--- start Records shown ---
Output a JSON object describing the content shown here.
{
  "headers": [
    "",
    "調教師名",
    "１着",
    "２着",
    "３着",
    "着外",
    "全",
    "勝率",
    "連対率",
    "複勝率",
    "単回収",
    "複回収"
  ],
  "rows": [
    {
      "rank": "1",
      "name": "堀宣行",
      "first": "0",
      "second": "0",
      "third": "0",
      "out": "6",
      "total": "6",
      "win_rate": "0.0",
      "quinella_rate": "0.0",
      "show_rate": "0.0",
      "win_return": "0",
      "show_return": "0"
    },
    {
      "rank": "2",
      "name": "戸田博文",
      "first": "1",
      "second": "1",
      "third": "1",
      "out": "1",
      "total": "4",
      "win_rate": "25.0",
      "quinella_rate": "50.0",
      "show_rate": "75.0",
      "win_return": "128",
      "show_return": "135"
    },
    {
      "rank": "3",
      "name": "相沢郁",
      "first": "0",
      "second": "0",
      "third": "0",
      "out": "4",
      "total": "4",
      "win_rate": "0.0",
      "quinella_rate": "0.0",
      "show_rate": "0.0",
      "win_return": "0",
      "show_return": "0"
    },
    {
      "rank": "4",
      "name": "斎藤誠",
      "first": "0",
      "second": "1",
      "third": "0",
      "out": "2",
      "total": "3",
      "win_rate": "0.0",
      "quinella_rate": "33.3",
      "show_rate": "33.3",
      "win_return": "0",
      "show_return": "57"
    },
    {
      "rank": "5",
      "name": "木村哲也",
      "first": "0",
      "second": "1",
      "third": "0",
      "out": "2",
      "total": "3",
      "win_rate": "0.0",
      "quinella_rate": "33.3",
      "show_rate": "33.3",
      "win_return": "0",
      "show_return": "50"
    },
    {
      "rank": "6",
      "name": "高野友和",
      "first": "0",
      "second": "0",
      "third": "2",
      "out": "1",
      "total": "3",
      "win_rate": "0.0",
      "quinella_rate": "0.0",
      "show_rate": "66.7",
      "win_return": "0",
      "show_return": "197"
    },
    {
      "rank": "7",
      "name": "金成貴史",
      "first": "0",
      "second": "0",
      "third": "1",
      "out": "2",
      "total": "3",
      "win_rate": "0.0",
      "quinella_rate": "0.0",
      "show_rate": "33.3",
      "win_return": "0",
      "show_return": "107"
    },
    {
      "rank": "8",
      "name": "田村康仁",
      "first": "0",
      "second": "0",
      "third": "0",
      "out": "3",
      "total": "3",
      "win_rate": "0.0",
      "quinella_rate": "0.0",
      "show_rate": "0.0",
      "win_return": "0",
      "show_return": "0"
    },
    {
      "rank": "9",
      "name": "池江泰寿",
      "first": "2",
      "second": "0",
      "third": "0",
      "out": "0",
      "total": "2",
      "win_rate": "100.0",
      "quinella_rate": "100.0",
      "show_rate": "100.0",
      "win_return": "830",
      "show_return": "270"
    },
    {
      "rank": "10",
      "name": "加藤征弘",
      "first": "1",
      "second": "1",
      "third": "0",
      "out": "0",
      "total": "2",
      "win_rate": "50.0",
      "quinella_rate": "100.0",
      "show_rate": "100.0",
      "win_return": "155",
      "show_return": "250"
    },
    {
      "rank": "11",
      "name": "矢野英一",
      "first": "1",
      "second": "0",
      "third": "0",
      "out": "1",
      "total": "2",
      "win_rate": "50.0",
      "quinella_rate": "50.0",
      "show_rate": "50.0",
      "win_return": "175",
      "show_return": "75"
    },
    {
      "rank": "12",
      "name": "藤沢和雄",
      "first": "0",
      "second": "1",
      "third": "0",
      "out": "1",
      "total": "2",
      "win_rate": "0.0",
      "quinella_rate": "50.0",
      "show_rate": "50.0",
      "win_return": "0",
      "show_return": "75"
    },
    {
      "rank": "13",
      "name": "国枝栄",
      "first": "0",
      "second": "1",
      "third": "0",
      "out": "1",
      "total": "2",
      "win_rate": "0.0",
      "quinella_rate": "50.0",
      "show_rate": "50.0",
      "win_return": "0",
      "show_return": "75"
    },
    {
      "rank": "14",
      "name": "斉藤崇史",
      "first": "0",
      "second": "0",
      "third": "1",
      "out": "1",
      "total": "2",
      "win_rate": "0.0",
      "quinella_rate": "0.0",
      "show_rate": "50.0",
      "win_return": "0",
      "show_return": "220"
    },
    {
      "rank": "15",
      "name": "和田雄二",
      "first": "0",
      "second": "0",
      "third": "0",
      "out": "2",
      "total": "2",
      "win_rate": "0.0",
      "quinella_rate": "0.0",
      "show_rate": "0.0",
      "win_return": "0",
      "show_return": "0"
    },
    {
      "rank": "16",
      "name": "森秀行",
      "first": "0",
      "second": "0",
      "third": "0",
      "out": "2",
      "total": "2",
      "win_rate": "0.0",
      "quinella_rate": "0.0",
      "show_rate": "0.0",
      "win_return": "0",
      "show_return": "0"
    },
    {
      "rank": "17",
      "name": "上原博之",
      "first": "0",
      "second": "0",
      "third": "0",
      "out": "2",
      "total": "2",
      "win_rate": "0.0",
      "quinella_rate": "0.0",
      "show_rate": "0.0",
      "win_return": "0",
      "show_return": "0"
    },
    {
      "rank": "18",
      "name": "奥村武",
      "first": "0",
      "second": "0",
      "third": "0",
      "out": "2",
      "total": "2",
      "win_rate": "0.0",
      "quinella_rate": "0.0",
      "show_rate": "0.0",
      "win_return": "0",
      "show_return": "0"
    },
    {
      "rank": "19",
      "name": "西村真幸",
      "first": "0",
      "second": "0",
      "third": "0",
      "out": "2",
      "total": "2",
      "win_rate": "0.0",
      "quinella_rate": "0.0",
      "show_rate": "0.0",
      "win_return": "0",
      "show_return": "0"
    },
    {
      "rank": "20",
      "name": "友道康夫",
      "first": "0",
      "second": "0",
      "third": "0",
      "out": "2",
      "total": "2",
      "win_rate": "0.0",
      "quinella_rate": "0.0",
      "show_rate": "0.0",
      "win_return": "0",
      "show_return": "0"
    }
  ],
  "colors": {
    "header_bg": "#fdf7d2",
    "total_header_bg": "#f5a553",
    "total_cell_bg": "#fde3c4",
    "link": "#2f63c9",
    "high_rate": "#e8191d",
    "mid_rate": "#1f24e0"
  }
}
--- end Records shown ---
Task instructions ->
Every record should be repeated exactly; please leave none out.

Finished task ->
Output a JSON object describing the content shown here.
{
  "headers": [
    "",
    "調教師名",
    "１着",
    "２着",
    "３着",
    "着外",
    "全",
    "勝率",
    "連対率",
    "複勝率",
    "単回収",
    "複回収"
  ],
  "rows": [
    {
      "rank": "1",
      "name": "堀宣行",
      "first": "0",
      "second": "0",
      "third": "0",
      "out": "6",
      "total": "6",
      "win_rate": "0.0",
      "quinella_rate": "0.0",
      "show_rate": "0.0",
      "win_return": "0",
      "show_return": "0"
    },
    {
      "rank": "2",
      "name": "戸田博文",
      "first": "1",
      "second": "1",
      "third": "1",
      "out": "1",
      "total": "4",
      "win_rate": "25.0",
      "quinella_rate": "50.0",
      "show_rate": "75.0",
      "win_return": "128",
      "show_return": "135"
    },
    {
      "rank": "3",
      "name": "相沢郁",
      "first": "0",
      "second": "0",
      "third": "0",
      "out": "4",
      "total": "4",
      "win_rate": "0.0",
      "quinella_rate": "0.0",
      "show_rate": "0.0",
      "win_return": "0",
      "show_return": "0"
    },
    {
      "rank": "4",
      "name": "斎藤誠",
      "first": "0",
      "second": "1",
      "third": "0",
      "out": "2",
      "total": "3",
      "win_rate": "0.0",
      "quinella_rate": "33.3",
      "show_rate": "33.3",
      "win_return": "0",
      "show_return": "57"
    },
    {
      "rank": "5",
      "name": "木村哲也",
      "first": "0",
      "second": "1",
      "third": "0",
      "out": "2",
      "total": "3",
      "win_rate": "0.0",
      "quinella_rate": "33.3",
      "show_rate": "33.3",
      "win_return": "0",
      "show_return": "50"
    },
    {
      "rank": "6",
      "name": "高野友和",
      "first": "0",
      "second": "0",
      "third": "2",
      "out": "1",
      "total": "3",
      "win_rate": "0.0",
      "quinella_rate": "0.0",
      "show_rate": "66.7",
      "win_return": "0",
      "show_return": "197"
    },
    {
      "rank": "7",
      "name": "金成貴史",
      "first": "0",
      "second": "0",
      "third": "1",
      "out": "2",
      "total": "3",
      "win_rate": "0.0",
      "quinella_rate": "0.0",
      "show_rate": "33.3",
      "win_return": "0",
      "show_return": "107"
    },
    {
      "rank": "8",
      "name": "田村康仁",
      "first": "0",
      "second": "0",
      "third": "0",
      "out": "3",
      "total": "3",
      "win_rate": "0.0",
      "quinella_rate": "0.0",
      "show_rate": "0.0",
      "win_return": "0",
      "show_return": "0"
    },
    {
      "rank": "9",
      "name": "池江泰寿",
      "first": "2",
      "second": "0",
      "third": "0",
      "out": "0",
      "total": "2",
      "win_rate": "100.0",
      "quinella_rate": "100.0",
      "show_rate": "100.0",
      "win_return": "830",
      "show_return": "270"
    },
    {
      "rank": "10",
      "name": "加藤征弘",
      "first": "1",
      "second": "1",
      "third": "0",
      "out": "0",
      "total": "2",
      "win_rate": "50.0",
      "quinella_rate": "100.0",
      "show_rate": "100.0",
      "win_return": "155",
      "show_return": "250"
    },
    {
      "rank": "11",
      "name": "矢野英一",
      "first": "1",
      "second": "0",
      "third": "0",
      "out": "1",
      "total": "2",
      "win_rate": "50.0",
      "quinella_rate": "50.0",
      "show_rate": "50.0",
      "win_return": "175",
      "show_return": "75"
    },
    {
      "rank": "12",
      "name": "藤沢和雄",
      "first": "0",
      "second": "1",
      "third": "0",
      "out": "1",
      "total": "2",
      "win_rate": "0.0",
      "quinella_rate": "50.0",
      "show_rate": "50.0",
      "win_return": "0",
      "show_return": "75"
    },
    {
      "rank": "13",
      "name": "国枝栄",
      "first": "0",
      "second": "1",
      "third": "0",
      "out": "1",
      "total": "2",
      "win_rate": "0.0",
      "quinella_rate": "50.0",
      "show_rate": "50.0",
      "win_return": "0",
      "show_return": "75"
    },
    {
      "rank": "14",
      "name": "斉藤崇史",
      "first": "0",
      "second": "0",
      "third": "1",
      "out": "1",
      "total": "2",
      "win_rate": "0.0",
      "quinella_rate": "0.0",
      "show_rate": "50.0",
      "win_return": "0",
      "show_return": "220"
    },
    {
      "rank": "15",
      "name": "和田雄二",
      "first": "0",
      "second": "0",
      "third": "0",
      "out": "2",
      "total": "2",
      "win_rate": "0.0",
      "quinella_rate": "0.0",
      "show_rate": "0.0",
      "win_return": "0",
      "show_return": "0"
    },
    {
      "rank": "16",
      "name": "森秀行",
      "first": "0",
      "second": "0",
      "third": "0",
      "out": "2",
      "total": "2",
      "win_rate": "0.0",
      "quinella_rate": "0.0",
      "show_rate": "0.0",
      "win_return": "0",
      "show_return": "0"
    },
    {
      "rank": "17",
      "name": "上原博之",
      "first": "0",
      "second": "0",
      "third": "0",
      "out": "2",
      "total": "2",
      "win_rate": "0.0",
      "quinella_rate": "0.0",
      "show_rate": "0.0",
      "win_return": "0",
      "show_return": "0"
    },
    {
      "rank": "18",
      "name": "奥村武",
      "first": "0",
      "second": "0",
      "third": "0",
      "out": "2",
      "total": "2",
      "win_rate": "0.0",
      "quinella_rate": "0.0",
      "show_rate": "0.0",
      "win_return": "0",
      "show_return": "0"
    },
    {
      "rank": "19",
      "name": "西村真幸",
      "first": "0",
      "second": "0",
      "third": "0",
      "out": "2",
      "total": "2",
      "win_rate": "0.0",
      "quinella_rate": "0.0",
      "show_rate": "0.0",
      "win_return": "0",
      "show_return": "0"
    },
    {
      "rank": "20",
      "name": "友道康夫",
      "first": "0",
      "second": "0",
      "third": "0",
      "out": "2",
      "total": "2",
      "win_rate": "0.0",
      "quinella_rate": "0.0",
      "show_rate": "0.0",
      "win_return": "0",
      "show_return": "0"
    }
  ],
  "colors": {
    "header_bg": "#fdf7d2",
    "total_header_bg": "#f5a553",
    "total_cell_bg": "#fde3c4",
    "link": "#2f63c9",
    "high_rate": "#e8191d",
    "mid_rate": "#1f24e0"
  }
}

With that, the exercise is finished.